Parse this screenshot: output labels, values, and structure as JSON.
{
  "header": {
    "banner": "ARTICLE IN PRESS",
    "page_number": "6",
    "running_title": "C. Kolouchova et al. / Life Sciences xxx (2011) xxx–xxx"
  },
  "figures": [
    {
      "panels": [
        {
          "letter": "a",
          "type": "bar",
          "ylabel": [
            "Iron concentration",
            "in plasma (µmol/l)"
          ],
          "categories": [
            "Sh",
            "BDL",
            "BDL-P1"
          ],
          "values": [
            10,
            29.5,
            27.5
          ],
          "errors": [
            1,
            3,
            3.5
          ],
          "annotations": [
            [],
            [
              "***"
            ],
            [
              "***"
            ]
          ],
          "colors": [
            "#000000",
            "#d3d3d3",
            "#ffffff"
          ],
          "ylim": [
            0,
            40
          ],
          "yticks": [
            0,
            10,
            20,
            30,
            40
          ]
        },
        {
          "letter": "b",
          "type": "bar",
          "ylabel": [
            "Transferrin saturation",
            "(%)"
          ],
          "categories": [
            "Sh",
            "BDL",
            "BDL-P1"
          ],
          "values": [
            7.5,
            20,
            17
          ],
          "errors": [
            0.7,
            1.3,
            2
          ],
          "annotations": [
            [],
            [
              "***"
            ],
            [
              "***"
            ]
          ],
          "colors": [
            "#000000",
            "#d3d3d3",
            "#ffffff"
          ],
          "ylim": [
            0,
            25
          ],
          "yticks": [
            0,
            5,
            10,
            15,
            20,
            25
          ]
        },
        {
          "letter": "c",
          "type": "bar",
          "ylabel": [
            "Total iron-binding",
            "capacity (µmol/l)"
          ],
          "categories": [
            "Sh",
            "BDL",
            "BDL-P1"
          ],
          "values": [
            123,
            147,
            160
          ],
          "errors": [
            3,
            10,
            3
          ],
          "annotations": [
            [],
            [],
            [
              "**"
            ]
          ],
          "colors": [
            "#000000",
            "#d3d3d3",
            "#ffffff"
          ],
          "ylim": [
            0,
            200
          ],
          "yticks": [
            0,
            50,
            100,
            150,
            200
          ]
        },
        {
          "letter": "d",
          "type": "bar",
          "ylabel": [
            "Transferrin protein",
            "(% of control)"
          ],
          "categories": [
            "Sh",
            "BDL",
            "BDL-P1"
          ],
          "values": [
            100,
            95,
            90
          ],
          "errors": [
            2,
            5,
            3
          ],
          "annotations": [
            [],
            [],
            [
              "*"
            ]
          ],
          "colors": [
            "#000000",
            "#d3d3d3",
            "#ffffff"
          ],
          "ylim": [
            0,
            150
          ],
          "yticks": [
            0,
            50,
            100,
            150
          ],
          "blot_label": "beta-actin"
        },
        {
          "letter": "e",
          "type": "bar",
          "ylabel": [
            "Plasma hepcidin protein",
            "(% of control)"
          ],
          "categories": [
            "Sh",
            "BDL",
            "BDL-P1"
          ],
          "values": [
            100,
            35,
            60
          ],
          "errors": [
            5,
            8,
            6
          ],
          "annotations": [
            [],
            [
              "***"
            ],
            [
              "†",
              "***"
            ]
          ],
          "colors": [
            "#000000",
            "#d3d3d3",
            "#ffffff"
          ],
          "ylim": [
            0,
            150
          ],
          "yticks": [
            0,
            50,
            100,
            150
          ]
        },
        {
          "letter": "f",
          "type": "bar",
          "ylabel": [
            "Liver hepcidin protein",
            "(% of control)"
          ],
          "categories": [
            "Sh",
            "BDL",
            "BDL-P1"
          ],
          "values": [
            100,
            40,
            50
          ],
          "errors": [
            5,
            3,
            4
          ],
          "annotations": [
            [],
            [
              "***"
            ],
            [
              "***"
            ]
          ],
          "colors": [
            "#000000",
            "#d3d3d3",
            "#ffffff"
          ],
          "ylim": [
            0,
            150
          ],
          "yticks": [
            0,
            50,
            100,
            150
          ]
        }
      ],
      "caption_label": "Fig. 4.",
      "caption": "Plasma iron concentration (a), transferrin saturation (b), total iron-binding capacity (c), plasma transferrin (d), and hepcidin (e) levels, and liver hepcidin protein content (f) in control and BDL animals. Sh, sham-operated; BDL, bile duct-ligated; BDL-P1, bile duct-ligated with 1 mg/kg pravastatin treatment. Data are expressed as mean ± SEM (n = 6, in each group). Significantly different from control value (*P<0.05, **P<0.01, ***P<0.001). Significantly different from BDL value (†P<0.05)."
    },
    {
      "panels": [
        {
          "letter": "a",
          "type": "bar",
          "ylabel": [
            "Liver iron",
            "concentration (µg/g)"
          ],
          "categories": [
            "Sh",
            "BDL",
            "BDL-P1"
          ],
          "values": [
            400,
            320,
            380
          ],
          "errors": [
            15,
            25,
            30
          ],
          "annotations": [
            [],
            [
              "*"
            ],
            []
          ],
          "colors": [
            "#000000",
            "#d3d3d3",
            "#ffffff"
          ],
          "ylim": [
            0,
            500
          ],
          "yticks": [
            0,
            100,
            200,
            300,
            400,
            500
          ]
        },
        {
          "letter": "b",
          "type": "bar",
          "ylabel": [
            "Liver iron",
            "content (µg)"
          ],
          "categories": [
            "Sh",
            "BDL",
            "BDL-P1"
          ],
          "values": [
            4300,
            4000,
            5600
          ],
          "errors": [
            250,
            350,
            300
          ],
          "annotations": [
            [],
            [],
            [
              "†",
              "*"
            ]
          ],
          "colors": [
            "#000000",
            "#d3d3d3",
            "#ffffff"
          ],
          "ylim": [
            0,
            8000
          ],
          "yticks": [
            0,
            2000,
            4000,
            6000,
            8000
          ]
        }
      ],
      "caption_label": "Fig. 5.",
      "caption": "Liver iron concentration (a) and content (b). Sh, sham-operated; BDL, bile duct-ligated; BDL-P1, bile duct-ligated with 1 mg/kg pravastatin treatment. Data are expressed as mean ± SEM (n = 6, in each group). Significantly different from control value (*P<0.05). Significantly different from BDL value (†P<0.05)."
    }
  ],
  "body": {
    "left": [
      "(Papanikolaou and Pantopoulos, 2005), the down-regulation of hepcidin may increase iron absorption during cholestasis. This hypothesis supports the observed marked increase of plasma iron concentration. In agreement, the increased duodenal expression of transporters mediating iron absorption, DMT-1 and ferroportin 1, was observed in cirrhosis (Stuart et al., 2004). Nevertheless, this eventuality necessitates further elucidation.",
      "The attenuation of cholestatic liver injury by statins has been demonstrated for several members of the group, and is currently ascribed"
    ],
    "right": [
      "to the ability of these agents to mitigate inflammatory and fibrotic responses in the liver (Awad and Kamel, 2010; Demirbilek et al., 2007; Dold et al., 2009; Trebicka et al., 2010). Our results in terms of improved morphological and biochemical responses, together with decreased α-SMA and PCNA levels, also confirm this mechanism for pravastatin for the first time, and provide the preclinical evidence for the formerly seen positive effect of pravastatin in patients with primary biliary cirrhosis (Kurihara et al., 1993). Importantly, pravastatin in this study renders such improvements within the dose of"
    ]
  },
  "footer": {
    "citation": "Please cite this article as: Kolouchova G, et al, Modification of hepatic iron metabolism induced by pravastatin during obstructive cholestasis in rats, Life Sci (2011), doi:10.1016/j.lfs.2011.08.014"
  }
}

◆ INSTRUCTIONS FOR THE TASK
Gather each line in the data that holds the string "expressed".

◆ RESULT OF THE EXERCISE
      "caption": "Plasma iron concentration (a), transferrin saturation (b), total iron-binding capacity (c), plasma transferrin (d), and hepcidin (e) levels, and liver hepcidin protein content (f) in control and BDL animals. Sh, sham-operated; BDL, bile duct-ligated; BDL-P1, bile duct-ligated with 1 mg/kg pravastatin treatment. Data are expressed as mean ± SEM (n = 6, in each group). Significantly different from control value (*P<0.05, **P<0.01, ***P<0.001). Significantly different from BDL value (†P<0.05)."
      "caption": "Liver iron concentration (a) and content (b). Sh, sham-operated; BDL, bile duct-ligated; BDL-P1, bile duct-ligated with 1 mg/kg pravastatin treatment. Data are expressed as mean ± SEM (n = 6, in each group). Significantly different from control value (*P<0.05). Significantly different from BDL value (†P<0.05)."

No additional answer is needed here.